* Exercise requirements
Find every line in the records below that holds the word "nell", and copy it out.

* Provided data
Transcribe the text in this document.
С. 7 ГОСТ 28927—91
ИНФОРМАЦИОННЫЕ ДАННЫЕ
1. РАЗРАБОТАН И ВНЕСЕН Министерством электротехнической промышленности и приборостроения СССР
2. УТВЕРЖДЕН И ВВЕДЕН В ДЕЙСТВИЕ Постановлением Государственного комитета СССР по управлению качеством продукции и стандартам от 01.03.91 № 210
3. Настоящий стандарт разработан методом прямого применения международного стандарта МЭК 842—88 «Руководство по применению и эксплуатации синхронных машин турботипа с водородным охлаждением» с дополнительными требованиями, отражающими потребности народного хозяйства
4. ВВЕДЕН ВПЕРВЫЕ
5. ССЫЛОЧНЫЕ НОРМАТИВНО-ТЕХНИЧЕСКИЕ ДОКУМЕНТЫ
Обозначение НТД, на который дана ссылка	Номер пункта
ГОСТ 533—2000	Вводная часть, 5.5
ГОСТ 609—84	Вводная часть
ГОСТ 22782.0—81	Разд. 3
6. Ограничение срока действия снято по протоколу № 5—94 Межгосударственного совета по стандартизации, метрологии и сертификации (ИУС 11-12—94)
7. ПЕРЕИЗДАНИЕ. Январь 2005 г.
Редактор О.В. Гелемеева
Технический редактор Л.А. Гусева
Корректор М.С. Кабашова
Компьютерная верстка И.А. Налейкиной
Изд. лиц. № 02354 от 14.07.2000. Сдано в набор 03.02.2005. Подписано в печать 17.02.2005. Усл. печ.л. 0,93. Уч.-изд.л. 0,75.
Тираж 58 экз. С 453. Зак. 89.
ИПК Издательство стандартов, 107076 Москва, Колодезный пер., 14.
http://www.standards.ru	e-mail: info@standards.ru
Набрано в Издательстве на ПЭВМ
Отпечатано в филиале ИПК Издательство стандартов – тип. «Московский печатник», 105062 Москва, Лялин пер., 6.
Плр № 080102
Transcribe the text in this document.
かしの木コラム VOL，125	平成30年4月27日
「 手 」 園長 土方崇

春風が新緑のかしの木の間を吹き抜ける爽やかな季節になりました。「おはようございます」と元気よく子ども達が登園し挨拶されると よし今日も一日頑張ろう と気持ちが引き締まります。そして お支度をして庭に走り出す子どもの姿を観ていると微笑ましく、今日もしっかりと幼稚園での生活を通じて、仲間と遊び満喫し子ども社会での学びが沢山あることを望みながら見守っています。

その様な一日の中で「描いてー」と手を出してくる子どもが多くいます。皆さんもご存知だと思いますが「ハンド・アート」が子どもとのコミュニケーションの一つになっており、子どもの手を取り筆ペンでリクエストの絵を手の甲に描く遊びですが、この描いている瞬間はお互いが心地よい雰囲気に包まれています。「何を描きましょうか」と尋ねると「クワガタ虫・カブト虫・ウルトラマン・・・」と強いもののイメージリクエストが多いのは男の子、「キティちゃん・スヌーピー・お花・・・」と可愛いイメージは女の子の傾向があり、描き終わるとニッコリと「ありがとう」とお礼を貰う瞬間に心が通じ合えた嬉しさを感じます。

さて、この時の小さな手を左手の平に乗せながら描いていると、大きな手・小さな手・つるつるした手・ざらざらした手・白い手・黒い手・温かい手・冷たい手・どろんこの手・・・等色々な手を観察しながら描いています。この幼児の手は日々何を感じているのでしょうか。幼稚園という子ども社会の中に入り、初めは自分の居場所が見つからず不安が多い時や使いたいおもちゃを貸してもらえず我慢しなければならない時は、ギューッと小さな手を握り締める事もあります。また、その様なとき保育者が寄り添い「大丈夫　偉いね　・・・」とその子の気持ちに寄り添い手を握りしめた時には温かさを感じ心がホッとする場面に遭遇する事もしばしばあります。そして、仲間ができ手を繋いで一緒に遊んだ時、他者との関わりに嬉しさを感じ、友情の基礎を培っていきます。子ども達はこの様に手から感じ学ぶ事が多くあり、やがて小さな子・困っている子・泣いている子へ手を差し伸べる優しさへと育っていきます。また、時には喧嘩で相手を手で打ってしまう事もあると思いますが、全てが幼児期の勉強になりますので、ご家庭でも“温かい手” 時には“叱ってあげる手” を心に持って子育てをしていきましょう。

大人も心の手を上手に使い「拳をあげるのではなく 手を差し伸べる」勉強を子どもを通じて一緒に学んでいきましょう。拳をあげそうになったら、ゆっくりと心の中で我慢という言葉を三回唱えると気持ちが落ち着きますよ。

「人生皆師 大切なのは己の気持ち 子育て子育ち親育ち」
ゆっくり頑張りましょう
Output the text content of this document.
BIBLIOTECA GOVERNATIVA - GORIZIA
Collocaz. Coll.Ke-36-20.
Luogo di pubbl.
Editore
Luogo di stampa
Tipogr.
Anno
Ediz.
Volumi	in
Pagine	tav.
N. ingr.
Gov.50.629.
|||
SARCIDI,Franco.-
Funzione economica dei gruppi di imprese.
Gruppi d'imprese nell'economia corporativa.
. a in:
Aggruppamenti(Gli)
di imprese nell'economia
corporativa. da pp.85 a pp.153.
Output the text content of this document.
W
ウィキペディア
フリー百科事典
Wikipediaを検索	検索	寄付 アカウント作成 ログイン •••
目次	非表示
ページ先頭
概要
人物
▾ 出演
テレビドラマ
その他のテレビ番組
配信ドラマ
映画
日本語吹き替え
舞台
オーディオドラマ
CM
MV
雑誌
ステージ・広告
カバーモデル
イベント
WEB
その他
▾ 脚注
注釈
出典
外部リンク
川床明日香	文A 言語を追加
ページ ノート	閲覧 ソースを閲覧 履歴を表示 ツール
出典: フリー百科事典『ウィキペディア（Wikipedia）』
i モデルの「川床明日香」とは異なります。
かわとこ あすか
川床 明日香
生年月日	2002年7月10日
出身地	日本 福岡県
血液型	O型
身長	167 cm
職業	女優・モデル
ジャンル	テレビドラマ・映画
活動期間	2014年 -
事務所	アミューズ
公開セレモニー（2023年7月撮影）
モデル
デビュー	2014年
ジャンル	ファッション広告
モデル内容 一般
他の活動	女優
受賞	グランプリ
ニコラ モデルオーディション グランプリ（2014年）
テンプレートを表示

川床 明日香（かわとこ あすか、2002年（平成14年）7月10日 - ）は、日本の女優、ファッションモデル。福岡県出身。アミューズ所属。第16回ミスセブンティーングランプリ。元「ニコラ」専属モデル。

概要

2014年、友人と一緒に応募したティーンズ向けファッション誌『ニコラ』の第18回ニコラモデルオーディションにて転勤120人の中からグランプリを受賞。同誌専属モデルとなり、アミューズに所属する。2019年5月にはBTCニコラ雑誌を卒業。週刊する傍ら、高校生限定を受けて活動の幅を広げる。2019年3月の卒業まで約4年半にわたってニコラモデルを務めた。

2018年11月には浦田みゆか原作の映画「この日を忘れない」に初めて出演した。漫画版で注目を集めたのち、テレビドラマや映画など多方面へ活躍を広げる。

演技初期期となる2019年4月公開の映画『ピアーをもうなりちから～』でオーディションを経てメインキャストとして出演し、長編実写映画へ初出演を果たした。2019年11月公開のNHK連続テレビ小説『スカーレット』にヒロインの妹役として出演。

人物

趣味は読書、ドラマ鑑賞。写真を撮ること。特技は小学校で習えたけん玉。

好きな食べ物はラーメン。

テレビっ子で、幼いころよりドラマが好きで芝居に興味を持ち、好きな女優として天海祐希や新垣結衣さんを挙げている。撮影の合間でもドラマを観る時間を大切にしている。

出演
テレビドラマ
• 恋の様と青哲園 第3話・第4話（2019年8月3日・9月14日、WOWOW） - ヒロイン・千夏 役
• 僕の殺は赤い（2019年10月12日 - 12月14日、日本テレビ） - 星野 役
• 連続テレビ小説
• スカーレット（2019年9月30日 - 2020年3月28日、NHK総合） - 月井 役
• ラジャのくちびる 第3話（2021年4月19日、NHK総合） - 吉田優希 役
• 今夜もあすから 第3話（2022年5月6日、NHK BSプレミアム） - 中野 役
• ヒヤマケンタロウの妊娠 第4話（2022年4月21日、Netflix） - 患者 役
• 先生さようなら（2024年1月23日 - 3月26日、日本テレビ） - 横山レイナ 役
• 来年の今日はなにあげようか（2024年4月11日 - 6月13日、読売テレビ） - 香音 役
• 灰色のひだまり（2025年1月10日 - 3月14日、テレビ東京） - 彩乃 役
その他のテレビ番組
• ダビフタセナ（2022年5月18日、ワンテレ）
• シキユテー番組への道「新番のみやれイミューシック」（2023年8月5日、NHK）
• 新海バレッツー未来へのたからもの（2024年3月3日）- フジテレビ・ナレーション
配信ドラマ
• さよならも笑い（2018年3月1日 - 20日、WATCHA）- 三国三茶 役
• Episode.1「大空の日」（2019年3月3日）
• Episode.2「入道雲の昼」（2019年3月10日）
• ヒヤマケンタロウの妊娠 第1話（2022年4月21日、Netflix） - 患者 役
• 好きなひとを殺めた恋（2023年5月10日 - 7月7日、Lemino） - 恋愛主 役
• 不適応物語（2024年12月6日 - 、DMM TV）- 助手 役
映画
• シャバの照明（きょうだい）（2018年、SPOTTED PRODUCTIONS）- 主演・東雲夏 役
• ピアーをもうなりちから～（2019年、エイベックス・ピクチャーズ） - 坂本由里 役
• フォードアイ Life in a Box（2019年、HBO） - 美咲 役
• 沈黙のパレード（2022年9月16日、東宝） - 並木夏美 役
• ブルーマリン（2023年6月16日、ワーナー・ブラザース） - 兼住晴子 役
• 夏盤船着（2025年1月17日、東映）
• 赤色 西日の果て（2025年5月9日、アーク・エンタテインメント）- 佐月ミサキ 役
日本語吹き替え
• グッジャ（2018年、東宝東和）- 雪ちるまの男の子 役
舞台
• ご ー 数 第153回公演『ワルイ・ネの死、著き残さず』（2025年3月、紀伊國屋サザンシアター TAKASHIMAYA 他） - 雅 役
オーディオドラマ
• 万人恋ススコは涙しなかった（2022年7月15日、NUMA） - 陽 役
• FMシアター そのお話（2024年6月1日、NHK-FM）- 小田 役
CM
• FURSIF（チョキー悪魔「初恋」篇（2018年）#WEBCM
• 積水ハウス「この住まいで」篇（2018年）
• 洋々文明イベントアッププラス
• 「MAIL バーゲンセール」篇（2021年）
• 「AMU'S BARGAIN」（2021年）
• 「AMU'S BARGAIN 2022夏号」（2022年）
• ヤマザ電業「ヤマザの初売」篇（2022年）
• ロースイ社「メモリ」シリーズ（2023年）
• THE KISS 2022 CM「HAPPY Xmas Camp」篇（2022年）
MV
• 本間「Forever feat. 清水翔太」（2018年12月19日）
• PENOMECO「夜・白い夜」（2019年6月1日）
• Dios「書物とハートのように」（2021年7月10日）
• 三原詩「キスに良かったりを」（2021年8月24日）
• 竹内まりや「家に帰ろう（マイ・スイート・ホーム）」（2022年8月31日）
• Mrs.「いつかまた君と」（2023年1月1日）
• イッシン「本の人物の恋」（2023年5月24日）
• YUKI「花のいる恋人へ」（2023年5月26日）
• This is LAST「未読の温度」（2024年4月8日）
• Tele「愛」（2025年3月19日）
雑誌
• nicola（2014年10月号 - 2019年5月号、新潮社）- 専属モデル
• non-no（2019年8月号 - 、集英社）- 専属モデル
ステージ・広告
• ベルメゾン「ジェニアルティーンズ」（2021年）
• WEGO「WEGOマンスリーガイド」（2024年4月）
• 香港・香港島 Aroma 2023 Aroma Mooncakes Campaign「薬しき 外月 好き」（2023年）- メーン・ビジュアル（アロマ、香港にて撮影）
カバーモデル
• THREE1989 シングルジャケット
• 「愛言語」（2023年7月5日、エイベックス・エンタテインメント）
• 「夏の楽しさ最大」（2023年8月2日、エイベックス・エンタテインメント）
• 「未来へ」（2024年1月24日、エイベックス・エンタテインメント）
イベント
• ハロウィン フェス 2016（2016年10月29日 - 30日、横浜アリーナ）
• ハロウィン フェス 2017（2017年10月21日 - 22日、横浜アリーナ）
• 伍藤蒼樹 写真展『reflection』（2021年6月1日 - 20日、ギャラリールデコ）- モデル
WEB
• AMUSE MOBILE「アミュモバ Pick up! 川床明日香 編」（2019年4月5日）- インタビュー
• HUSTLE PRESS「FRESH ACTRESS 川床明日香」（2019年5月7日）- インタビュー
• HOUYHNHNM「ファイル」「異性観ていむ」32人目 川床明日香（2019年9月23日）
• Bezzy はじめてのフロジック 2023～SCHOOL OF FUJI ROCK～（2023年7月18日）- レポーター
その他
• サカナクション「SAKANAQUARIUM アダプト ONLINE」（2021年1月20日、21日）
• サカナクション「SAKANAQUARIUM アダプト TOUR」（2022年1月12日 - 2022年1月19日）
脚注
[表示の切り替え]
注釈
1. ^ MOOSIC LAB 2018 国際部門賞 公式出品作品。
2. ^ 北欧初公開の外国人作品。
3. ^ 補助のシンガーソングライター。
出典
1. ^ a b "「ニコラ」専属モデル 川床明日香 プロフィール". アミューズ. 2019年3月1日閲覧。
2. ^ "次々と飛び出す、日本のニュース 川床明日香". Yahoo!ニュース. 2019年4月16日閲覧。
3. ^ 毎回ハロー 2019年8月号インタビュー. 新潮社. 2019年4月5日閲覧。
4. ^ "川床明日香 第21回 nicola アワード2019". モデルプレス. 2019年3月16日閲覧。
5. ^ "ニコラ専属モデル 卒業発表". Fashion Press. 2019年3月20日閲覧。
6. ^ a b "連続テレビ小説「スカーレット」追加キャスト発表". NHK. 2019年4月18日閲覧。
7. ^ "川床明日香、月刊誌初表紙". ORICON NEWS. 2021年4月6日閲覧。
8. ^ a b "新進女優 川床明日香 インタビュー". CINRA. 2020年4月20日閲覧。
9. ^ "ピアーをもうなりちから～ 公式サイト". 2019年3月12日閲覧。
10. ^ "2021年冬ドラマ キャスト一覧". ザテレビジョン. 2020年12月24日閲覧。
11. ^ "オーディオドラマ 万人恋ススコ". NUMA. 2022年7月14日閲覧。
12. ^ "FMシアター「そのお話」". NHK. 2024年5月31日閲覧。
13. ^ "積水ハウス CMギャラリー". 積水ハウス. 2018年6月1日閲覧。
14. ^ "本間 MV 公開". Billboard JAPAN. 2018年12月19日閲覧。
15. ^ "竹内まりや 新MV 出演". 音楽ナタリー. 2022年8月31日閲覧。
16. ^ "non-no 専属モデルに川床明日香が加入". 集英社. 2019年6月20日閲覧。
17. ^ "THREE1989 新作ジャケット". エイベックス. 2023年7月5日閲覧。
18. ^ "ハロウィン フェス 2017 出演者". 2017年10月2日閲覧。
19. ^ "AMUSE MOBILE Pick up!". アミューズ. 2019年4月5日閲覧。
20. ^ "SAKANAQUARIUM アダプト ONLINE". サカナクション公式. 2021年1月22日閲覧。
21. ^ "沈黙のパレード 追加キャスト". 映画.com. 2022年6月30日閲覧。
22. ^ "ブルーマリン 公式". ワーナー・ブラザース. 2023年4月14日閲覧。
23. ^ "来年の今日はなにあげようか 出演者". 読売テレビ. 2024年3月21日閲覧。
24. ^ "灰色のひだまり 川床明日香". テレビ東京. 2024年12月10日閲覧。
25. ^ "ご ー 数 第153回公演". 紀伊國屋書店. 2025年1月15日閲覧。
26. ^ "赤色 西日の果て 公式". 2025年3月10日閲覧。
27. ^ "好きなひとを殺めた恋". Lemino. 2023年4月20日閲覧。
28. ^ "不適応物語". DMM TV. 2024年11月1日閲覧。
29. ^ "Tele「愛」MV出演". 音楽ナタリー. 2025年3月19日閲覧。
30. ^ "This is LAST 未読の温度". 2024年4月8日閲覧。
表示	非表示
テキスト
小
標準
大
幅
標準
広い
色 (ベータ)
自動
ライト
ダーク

* Reply to the task
Gruppi d'imprese nell'economia corporativa.
di imprese nell'economia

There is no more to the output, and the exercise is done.